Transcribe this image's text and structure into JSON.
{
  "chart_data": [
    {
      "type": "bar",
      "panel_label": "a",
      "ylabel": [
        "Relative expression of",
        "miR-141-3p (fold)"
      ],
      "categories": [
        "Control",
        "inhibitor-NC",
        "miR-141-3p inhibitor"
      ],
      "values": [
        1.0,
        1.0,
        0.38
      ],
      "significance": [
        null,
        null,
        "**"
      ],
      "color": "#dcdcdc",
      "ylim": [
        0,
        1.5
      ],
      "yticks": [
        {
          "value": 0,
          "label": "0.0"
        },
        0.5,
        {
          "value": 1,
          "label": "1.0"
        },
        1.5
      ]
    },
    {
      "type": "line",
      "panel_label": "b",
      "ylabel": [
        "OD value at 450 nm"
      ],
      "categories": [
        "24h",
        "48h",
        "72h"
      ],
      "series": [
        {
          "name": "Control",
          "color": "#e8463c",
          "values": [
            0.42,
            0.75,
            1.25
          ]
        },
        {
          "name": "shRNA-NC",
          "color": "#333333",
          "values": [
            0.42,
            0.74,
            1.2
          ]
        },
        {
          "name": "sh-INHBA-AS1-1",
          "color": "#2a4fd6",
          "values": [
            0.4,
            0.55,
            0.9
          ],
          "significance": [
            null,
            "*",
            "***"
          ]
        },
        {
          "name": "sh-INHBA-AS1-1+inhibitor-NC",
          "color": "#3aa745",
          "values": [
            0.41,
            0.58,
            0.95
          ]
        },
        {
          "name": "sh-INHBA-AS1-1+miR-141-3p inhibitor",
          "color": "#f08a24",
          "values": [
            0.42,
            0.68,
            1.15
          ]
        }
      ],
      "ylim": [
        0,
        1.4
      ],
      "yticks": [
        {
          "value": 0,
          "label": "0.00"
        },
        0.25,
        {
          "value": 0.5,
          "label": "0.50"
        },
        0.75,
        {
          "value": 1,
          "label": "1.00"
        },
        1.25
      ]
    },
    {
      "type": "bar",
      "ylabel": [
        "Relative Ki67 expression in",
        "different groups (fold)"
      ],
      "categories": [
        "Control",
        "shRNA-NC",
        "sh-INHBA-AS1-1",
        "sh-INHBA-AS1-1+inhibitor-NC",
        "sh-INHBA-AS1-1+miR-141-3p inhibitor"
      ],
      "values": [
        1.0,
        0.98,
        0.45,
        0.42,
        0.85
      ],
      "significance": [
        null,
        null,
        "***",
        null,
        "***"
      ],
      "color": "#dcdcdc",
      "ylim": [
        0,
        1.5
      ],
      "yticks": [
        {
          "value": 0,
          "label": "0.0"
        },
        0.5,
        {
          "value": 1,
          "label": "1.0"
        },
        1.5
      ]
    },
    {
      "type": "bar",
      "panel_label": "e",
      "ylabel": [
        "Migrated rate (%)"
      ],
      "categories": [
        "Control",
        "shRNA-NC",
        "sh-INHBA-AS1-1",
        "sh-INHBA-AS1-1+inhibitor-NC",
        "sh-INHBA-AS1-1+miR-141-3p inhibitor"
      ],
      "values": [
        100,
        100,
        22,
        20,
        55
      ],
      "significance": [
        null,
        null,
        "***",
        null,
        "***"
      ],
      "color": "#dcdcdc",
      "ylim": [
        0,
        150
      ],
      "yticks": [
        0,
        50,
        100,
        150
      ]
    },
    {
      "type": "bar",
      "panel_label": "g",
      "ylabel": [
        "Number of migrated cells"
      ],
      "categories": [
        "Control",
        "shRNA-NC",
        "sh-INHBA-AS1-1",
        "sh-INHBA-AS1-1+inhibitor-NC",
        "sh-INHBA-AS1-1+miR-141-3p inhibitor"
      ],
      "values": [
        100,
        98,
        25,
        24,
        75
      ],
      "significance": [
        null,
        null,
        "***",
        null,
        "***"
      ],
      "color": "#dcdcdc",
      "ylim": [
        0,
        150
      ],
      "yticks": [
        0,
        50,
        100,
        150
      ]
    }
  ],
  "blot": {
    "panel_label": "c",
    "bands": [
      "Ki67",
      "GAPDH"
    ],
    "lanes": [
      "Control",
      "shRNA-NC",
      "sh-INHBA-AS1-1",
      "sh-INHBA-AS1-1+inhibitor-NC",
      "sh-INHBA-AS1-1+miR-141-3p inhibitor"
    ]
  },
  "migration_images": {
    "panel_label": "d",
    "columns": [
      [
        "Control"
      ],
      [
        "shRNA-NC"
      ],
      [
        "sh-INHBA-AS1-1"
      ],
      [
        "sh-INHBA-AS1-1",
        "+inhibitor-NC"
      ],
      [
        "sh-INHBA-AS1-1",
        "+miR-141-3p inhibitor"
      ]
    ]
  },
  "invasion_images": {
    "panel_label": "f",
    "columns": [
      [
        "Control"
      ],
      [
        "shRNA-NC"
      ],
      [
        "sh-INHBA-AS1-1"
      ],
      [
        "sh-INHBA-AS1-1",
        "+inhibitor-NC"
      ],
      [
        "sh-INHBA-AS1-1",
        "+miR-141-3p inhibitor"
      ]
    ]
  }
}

◇ ◇ ◇

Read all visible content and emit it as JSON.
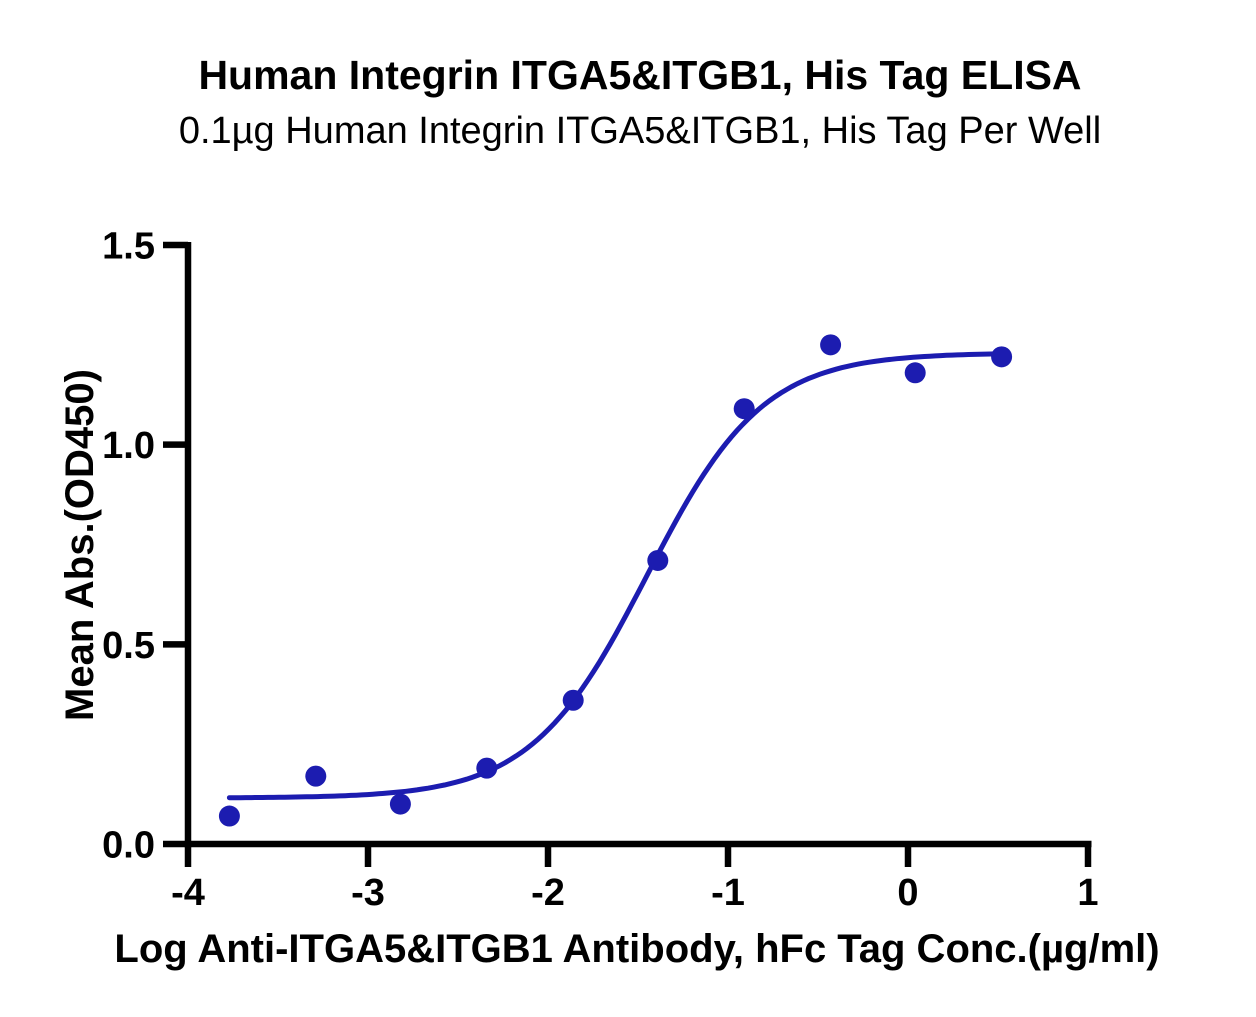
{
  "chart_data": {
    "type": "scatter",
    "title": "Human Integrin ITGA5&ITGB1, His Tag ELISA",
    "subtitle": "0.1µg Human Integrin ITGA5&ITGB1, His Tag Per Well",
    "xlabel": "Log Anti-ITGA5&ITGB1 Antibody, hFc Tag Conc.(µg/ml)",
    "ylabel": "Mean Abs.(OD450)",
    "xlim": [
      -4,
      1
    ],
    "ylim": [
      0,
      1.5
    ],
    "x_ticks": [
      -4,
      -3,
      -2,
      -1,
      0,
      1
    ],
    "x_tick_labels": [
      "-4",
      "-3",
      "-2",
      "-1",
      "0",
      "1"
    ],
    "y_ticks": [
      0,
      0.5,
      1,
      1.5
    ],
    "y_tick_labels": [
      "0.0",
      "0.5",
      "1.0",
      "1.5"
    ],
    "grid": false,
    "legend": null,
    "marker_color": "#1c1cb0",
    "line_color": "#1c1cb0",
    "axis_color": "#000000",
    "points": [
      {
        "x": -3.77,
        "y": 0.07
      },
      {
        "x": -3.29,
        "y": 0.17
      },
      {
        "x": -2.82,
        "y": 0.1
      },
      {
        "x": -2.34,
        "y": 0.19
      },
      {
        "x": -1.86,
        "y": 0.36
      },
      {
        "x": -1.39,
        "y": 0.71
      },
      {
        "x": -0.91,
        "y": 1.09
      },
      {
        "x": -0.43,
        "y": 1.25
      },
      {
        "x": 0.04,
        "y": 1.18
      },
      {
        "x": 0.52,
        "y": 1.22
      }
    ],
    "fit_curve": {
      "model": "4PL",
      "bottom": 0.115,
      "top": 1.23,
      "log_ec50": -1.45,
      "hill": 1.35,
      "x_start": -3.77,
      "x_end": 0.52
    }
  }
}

◇ ◇ ◇

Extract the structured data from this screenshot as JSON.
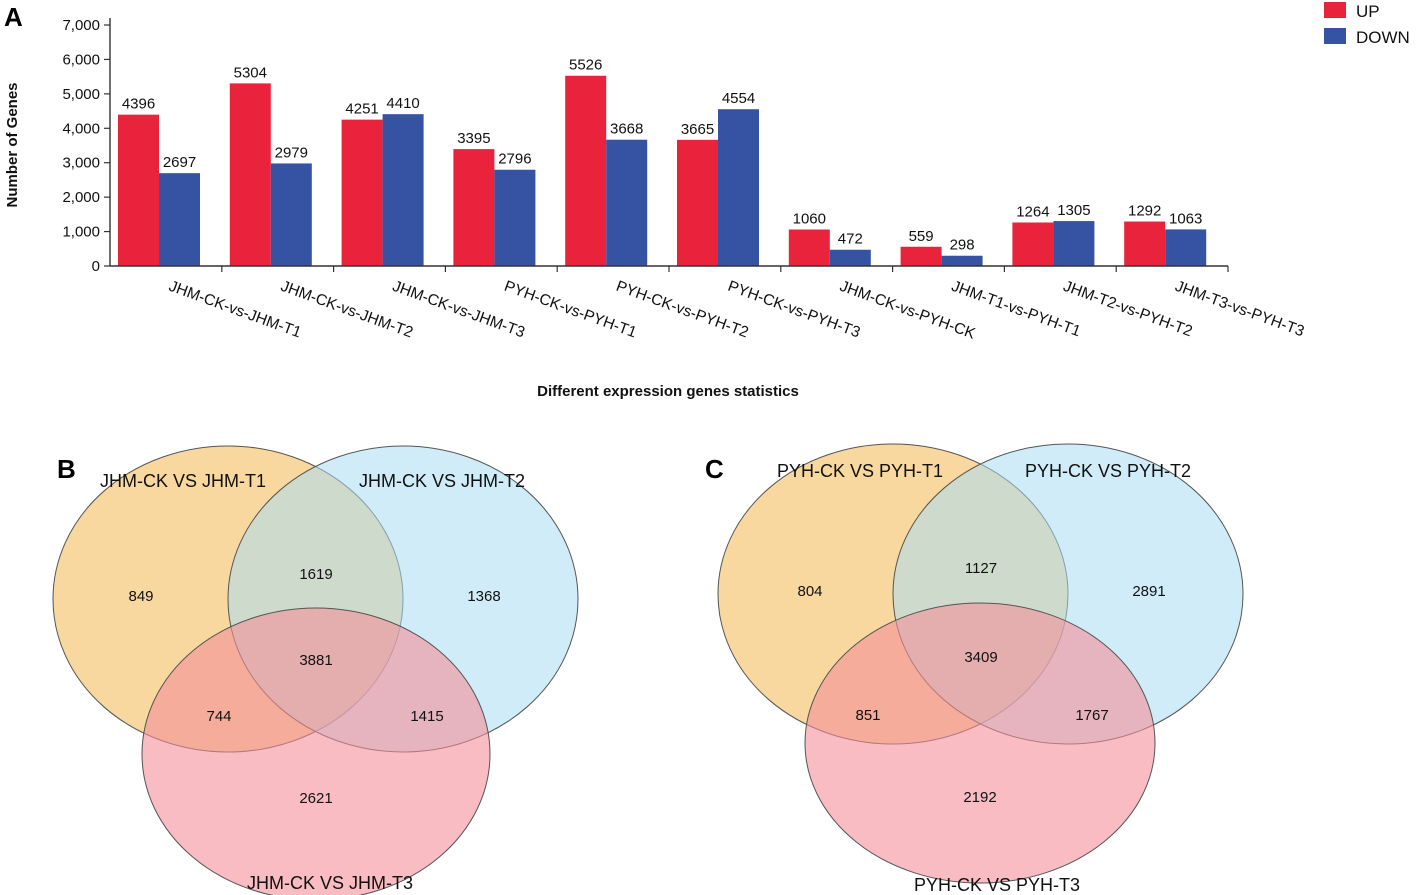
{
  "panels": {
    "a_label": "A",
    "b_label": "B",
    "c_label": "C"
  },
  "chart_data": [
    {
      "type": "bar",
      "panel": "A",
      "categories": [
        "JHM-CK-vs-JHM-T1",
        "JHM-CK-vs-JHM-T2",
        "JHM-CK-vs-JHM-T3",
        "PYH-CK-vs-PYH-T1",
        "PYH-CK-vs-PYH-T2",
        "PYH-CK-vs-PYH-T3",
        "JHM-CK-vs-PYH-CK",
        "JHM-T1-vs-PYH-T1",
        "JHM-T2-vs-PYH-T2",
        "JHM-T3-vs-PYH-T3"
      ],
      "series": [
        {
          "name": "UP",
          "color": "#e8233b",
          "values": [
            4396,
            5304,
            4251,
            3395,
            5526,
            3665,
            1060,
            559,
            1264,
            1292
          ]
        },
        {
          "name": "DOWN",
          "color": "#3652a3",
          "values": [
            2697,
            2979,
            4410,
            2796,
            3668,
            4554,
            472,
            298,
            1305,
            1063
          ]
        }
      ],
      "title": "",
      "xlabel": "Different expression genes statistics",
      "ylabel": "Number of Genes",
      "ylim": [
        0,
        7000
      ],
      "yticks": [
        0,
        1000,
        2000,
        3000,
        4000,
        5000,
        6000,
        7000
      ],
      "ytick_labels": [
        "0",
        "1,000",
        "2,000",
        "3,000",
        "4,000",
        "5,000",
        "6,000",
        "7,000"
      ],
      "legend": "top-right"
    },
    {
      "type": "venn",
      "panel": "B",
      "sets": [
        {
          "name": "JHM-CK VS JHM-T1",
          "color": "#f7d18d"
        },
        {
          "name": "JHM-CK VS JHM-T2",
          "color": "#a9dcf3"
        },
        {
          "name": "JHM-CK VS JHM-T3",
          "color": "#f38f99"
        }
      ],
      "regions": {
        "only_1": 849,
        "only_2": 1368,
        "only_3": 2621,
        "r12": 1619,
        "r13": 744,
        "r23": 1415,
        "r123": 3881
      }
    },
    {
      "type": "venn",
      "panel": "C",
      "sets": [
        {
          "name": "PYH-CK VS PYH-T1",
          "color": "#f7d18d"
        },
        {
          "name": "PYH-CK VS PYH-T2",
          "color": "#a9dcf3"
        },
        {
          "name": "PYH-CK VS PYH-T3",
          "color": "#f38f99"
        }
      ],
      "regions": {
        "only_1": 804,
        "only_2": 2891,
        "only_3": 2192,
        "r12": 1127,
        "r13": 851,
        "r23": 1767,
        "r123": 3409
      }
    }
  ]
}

◇ ◇ ◇

* **Your assignment**: Each line above that contains "JSON" must be copied out.

* **Output for this task**:
Transcribe this image's text and structure into JSON.
Read all visible content and emit it as JSON.
Extract the structured data from this screenshot as JSON.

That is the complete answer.